● **REQUIRED WORK**: Copy every line with the string "title" in it.

[Stored data]

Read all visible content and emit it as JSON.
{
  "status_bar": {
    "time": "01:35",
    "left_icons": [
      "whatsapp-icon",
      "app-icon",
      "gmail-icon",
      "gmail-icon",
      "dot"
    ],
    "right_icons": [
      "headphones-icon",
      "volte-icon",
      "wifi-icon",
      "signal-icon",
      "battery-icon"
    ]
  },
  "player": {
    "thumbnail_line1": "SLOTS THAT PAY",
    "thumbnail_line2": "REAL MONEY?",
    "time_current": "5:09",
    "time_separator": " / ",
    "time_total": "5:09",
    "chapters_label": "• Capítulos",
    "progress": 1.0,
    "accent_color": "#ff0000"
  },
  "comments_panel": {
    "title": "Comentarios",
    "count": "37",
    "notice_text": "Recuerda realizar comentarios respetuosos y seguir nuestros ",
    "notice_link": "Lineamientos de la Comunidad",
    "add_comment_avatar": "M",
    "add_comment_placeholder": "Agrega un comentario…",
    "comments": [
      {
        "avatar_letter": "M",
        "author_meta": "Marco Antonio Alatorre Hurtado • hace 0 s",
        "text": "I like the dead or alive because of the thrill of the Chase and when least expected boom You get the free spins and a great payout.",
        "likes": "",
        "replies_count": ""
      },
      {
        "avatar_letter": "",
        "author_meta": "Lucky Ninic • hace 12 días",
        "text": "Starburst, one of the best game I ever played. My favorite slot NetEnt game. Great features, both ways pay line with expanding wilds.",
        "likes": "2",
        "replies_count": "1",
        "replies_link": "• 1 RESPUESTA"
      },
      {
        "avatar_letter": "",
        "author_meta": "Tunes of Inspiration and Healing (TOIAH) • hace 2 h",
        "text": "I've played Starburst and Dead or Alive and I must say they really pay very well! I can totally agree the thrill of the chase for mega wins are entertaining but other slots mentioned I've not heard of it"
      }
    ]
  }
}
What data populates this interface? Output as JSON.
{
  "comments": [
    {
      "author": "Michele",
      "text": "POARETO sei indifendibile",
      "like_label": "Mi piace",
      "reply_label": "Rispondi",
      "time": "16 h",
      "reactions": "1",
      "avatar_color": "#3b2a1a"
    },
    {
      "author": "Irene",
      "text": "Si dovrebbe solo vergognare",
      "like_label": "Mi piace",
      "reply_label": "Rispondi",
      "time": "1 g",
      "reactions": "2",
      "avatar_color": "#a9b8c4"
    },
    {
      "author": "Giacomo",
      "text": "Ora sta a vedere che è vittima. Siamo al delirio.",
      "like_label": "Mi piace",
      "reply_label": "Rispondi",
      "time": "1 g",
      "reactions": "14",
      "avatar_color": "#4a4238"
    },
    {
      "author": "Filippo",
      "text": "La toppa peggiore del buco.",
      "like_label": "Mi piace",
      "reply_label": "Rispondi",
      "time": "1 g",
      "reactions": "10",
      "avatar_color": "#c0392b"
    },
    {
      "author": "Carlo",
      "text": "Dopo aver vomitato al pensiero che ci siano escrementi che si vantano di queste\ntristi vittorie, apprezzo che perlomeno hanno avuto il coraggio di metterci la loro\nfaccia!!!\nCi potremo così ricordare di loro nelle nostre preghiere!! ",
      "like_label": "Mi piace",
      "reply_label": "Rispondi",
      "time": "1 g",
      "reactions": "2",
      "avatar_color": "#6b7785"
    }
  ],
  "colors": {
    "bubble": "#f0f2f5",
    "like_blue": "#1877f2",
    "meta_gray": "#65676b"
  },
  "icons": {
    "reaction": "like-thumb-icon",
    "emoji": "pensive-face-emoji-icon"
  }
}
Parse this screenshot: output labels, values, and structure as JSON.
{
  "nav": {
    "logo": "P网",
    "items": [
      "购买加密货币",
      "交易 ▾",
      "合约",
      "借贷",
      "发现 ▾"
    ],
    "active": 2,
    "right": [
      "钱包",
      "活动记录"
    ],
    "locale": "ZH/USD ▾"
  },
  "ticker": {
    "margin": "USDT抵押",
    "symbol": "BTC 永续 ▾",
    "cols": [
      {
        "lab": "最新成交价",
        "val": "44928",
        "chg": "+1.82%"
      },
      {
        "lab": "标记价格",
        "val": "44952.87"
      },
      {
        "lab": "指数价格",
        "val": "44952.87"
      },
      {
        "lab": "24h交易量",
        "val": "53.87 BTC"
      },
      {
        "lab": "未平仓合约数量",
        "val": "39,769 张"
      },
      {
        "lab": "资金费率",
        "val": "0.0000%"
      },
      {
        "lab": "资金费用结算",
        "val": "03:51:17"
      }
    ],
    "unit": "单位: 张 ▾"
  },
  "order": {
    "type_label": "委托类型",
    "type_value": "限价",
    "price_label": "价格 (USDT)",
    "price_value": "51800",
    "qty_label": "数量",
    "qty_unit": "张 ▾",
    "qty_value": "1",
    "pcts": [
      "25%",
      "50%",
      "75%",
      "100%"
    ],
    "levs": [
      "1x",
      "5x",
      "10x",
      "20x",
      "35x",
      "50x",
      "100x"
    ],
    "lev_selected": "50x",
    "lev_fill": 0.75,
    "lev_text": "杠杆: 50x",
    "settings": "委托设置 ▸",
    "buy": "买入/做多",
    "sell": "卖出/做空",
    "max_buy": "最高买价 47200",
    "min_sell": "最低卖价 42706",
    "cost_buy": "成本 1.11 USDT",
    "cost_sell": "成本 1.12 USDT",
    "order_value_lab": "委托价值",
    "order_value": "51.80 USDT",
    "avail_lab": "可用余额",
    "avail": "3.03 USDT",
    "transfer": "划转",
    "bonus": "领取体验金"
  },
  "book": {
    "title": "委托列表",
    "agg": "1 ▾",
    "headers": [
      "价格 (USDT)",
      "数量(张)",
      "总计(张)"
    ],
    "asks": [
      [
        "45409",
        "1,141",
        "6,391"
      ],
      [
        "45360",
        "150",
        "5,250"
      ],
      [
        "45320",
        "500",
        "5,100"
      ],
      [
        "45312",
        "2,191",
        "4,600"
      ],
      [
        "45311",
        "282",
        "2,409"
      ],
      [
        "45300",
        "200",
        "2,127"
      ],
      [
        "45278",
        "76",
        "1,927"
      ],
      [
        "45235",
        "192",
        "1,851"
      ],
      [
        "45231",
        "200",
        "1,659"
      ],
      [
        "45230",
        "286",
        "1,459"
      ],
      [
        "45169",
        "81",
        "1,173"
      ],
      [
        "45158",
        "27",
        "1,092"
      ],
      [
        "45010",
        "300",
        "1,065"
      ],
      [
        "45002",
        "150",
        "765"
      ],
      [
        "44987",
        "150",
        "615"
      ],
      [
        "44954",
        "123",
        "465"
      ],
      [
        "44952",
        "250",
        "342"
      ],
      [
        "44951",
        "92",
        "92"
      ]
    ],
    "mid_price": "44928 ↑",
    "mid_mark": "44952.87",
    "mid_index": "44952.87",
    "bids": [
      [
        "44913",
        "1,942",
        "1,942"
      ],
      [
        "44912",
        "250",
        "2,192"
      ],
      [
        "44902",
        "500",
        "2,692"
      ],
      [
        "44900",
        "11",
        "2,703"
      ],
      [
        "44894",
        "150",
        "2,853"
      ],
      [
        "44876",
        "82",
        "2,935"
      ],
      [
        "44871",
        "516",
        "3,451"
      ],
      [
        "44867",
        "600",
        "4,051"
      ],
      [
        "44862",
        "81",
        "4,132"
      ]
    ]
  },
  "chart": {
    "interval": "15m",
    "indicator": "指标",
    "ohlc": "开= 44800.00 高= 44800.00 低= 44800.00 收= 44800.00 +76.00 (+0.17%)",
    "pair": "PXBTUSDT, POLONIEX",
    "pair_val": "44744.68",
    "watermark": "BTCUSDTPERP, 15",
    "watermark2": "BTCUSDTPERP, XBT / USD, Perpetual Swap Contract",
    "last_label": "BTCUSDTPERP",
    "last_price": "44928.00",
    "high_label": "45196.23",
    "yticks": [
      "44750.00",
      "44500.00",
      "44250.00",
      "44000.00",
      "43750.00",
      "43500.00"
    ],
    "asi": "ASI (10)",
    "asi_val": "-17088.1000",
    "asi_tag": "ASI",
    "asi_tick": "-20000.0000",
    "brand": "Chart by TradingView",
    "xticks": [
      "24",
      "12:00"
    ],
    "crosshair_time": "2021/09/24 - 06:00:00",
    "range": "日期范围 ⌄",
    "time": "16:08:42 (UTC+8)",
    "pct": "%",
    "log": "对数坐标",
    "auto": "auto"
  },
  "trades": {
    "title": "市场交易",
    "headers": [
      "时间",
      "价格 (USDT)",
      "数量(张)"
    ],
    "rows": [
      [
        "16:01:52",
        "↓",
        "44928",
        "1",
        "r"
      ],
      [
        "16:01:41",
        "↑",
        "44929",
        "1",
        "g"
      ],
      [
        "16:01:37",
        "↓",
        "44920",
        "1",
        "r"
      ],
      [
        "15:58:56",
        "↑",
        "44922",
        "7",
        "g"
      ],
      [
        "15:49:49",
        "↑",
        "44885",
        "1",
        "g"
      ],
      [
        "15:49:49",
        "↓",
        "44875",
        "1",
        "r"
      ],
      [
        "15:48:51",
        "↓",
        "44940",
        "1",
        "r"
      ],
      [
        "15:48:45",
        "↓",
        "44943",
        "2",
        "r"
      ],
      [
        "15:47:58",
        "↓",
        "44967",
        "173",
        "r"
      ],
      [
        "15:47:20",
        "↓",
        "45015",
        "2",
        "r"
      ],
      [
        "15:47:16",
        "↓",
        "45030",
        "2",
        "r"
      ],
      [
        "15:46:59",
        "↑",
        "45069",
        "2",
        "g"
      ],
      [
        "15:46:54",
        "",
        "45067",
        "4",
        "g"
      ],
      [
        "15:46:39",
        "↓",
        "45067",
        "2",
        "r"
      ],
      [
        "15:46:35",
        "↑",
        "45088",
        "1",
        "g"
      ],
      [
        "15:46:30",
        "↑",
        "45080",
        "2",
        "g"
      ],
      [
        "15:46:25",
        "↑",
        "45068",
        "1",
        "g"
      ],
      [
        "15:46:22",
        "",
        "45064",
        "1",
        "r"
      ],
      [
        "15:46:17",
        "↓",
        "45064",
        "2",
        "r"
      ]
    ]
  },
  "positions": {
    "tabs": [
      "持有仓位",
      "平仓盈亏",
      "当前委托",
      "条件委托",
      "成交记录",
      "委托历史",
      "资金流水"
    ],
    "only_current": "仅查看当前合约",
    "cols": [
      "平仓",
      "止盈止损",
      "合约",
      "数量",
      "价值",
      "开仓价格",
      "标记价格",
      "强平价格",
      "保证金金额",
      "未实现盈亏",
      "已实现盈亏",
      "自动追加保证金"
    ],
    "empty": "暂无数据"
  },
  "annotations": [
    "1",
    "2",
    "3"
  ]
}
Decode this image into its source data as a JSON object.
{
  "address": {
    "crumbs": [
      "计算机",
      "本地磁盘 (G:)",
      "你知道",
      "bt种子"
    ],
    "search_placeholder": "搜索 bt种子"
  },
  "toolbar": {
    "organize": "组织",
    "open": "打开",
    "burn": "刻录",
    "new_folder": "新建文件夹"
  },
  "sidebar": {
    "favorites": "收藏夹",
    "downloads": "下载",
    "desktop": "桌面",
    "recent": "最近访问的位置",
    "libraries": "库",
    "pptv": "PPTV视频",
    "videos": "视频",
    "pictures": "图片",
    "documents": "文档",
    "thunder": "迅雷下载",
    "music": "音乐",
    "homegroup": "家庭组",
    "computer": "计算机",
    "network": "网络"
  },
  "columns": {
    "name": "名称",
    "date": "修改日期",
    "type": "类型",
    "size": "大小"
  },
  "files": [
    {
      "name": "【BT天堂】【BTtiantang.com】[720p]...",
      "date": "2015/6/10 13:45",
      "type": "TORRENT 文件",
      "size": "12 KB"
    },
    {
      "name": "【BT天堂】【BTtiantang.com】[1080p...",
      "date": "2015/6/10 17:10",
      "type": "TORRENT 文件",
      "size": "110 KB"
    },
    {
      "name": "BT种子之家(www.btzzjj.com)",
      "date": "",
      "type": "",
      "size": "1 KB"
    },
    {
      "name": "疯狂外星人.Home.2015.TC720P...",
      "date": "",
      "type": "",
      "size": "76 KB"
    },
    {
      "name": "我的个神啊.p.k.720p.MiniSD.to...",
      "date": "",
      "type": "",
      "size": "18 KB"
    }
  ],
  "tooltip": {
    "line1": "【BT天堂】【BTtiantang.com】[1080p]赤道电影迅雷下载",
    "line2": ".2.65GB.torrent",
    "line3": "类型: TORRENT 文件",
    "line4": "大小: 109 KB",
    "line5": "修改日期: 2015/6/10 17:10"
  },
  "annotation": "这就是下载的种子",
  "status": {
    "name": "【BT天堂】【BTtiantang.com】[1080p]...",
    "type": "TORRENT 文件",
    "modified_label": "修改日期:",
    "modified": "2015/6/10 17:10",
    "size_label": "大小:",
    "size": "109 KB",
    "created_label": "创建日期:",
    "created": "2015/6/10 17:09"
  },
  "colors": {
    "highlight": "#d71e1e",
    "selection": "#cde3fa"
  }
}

● **WORKED SOLUTION**:
    "title": "Comentarios",
    "title": "委托列表",
    "title": "市场交易",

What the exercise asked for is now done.